## Task directions
Omit the pictures from the entries below and retype everything else exactly.

+++ Data for this task

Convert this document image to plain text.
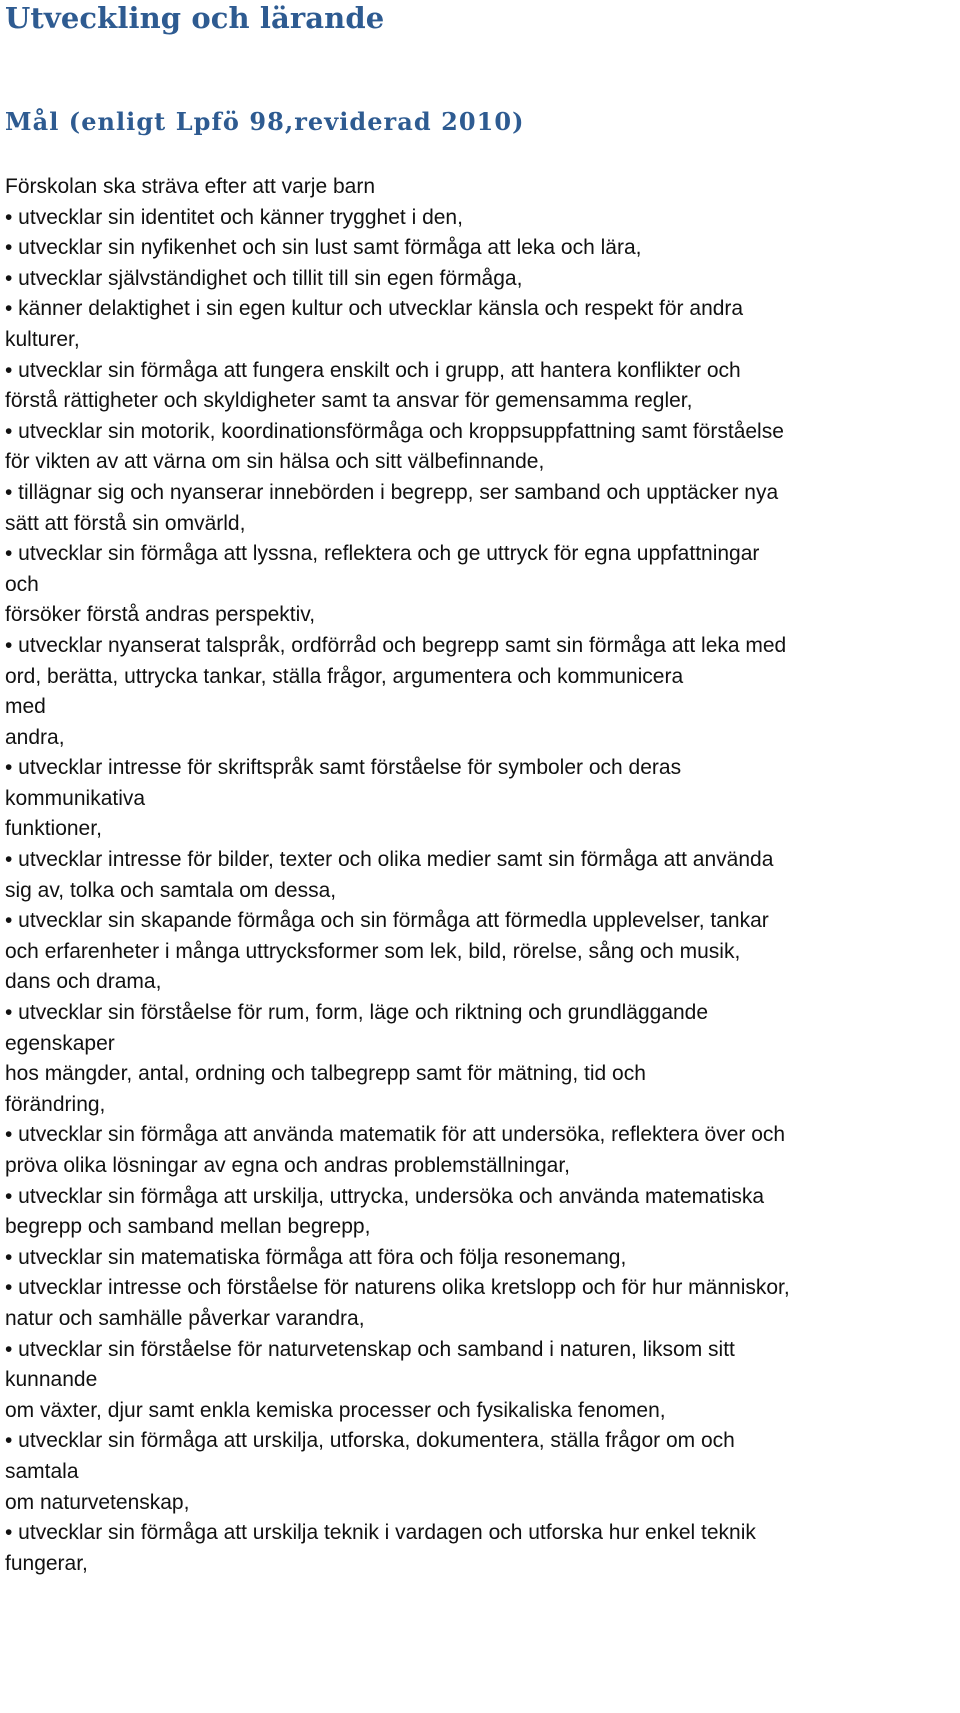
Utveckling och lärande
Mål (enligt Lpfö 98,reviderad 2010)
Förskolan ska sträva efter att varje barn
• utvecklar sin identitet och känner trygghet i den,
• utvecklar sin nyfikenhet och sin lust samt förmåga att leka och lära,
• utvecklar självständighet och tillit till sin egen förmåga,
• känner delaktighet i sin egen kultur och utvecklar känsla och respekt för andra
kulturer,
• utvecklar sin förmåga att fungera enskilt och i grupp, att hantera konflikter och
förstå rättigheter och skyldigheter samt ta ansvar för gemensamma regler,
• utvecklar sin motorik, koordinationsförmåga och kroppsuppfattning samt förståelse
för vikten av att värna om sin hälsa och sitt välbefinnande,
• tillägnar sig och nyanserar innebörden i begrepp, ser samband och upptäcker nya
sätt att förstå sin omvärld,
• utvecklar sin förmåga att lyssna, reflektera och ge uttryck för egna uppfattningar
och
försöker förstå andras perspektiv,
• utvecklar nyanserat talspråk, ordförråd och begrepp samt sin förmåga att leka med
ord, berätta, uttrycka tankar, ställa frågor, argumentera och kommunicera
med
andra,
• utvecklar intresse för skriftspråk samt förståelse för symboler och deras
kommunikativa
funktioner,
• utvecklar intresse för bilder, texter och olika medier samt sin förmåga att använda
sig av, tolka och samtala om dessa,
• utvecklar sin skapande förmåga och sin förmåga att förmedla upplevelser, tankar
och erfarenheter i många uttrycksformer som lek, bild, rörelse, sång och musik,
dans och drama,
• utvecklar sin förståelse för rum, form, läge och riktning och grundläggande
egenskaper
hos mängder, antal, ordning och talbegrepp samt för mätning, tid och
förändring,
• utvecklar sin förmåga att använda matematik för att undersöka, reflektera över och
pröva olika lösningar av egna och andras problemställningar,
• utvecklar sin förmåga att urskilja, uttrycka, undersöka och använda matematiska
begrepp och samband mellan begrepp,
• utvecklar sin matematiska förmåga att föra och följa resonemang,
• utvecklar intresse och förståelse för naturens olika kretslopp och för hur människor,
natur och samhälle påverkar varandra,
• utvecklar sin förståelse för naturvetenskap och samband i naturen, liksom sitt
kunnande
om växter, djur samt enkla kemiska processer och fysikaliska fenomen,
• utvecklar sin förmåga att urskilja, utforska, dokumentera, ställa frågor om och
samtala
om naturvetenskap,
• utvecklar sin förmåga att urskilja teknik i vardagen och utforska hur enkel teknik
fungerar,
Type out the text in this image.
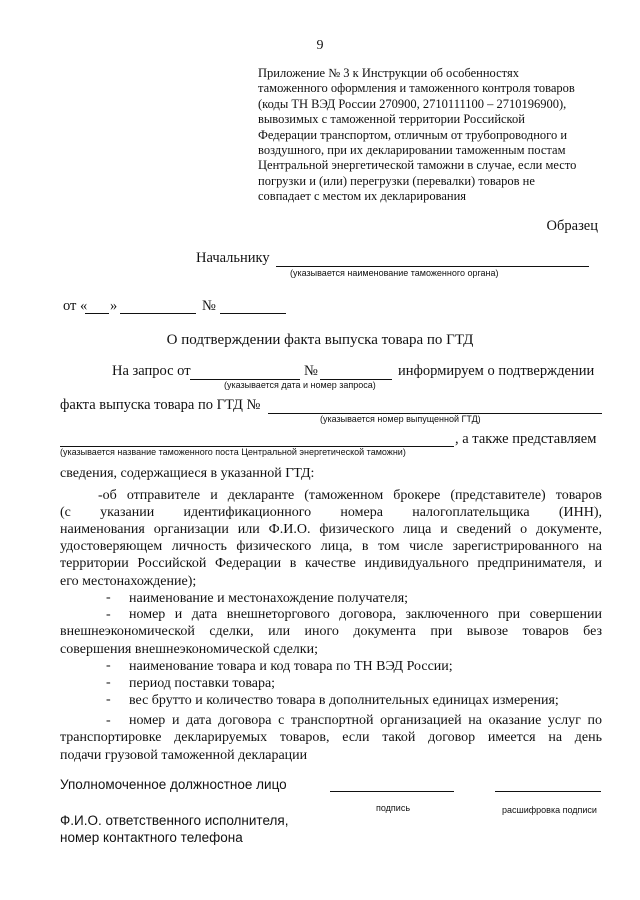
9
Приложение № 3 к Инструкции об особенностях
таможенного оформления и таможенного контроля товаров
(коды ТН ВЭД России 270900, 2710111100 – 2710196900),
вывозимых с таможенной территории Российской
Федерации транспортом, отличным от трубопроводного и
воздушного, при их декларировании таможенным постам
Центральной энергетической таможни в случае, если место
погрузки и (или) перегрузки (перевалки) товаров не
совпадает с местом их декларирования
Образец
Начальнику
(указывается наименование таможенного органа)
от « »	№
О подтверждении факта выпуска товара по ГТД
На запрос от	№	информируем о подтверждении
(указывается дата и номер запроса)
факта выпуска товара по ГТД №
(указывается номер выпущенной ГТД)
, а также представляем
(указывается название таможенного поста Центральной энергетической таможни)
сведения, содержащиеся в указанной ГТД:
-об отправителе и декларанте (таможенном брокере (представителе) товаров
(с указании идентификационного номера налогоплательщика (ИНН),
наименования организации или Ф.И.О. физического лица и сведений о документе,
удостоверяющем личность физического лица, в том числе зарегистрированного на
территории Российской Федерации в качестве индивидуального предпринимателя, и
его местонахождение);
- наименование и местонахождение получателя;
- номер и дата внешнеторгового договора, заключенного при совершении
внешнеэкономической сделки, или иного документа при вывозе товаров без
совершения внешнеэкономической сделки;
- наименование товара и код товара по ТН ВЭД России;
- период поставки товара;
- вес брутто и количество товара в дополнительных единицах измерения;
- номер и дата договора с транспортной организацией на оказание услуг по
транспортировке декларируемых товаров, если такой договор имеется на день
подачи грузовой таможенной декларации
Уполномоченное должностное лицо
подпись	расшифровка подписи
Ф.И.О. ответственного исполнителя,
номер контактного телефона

++++++

## The completed task
Convert this document image to plain text.
Utveckling och lärande
Mål (enligt Lpfö 98,reviderad 2010)
Förskolan ska sträva efter att varje barn
• utvecklar sin identitet och känner trygghet i den,
• utvecklar sin nyfikenhet och sin lust samt förmåga att leka och lära,
• utvecklar självständighet och tillit till sin egen förmåga,
• känner delaktighet i sin egen kultur och utvecklar känsla och respekt för andra
kulturer,
• utvecklar sin förmåga att fungera enskilt och i grupp, att hantera konflikter och
förstå rättigheter och skyldigheter samt ta ansvar för gemensamma regler,
• utvecklar sin motorik, koordinationsförmåga och kroppsuppfattning samt förståelse
för vikten av att värna om sin hälsa och sitt välbefinnande,
• tillägnar sig och nyanserar innebörden i begrepp, ser samband och upptäcker nya
sätt att förstå sin omvärld,
• utvecklar sin förmåga att lyssna, reflektera och ge uttryck för egna uppfattningar
och
försöker förstå andras perspektiv,
• utvecklar nyanserat talspråk, ordförråd och begrepp samt sin förmåga att leka med
ord, berätta, uttrycka tankar, ställa frågor, argumentera och kommunicera
med
andra,
• utvecklar intresse för skriftspråk samt förståelse för symboler och deras
kommunikativa
funktioner,
• utvecklar intresse för bilder, texter och olika medier samt sin förmåga att använda
sig av, tolka och samtala om dessa,
• utvecklar sin skapande förmåga och sin förmåga att förmedla upplevelser, tankar
och erfarenheter i många uttrycksformer som lek, bild, rörelse, sång och musik,
dans och drama,
• utvecklar sin förståelse för rum, form, läge och riktning och grundläggande
egenskaper
hos mängder, antal, ordning och talbegrepp samt för mätning, tid och
förändring,
• utvecklar sin förmåga att använda matematik för att undersöka, reflektera över och
pröva olika lösningar av egna och andras problemställningar,
• utvecklar sin förmåga att urskilja, uttrycka, undersöka och använda matematiska
begrepp och samband mellan begrepp,
• utvecklar sin matematiska förmåga att föra och följa resonemang,
• utvecklar intresse och förståelse för naturens olika kretslopp och för hur människor,
natur och samhälle påverkar varandra,
• utvecklar sin förståelse för naturvetenskap och samband i naturen, liksom sitt
kunnande
om växter, djur samt enkla kemiska processer och fysikaliska fenomen,
• utvecklar sin förmåga att urskilja, utforska, dokumentera, ställa frågor om och
samtala
om naturvetenskap,
• utvecklar sin förmåga att urskilja teknik i vardagen och utforska hur enkel teknik
fungerar,
Type out the text in this image.
9
Приложение № 3 к Инструкции об особенностях
таможенного оформления и таможенного контроля товаров
(коды ТН ВЭД России 270900, 2710111100 – 2710196900),
вывозимых с таможенной территории Российской
Федерации транспортом, отличным от трубопроводного и
воздушного, при их декларировании таможенным постам
Центральной энергетической таможни в случае, если место
погрузки и (или) перегрузки (перевалки) товаров не
совпадает с местом их декларирования
Образец
Начальнику
(указывается наименование таможенного органа)
от « »	№
О подтверждении факта выпуска товара по ГТД
На запрос от	№	информируем о подтверждении
(указывается дата и номер запроса)
факта выпуска товара по ГТД №
(указывается номер выпущенной ГТД)
, а также представляем
(указывается название таможенного поста Центральной энергетической таможни)
сведения, содержащиеся в указанной ГТД:
-об отправителе и декларанте (таможенном брокере (представителе) товаров
(с указании идентификационного номера налогоплательщика (ИНН),
наименования организации или Ф.И.О. физического лица и сведений о документе,
удостоверяющем личность физического лица, в том числе зарегистрированного на
территории Российской Федерации в качестве индивидуального предпринимателя, и
его местонахождение);
- наименование и местонахождение получателя;
- номер и дата внешнеторгового договора, заключенного при совершении
внешнеэкономической сделки, или иного документа при вывозе товаров без
совершения внешнеэкономической сделки;
- наименование товара и код товара по ТН ВЭД России;
- период поставки товара;
- вес брутто и количество товара в дополнительных единицах измерения;
- номер и дата договора с транспортной организацией на оказание услуг по
транспортировке декларируемых товаров, если такой договор имеется на день
подачи грузовой таможенной декларации
Уполномоченное должностное лицо
подпись	расшифровка подписи
Ф.И.О. ответственного исполнителя,
номер контактного телефона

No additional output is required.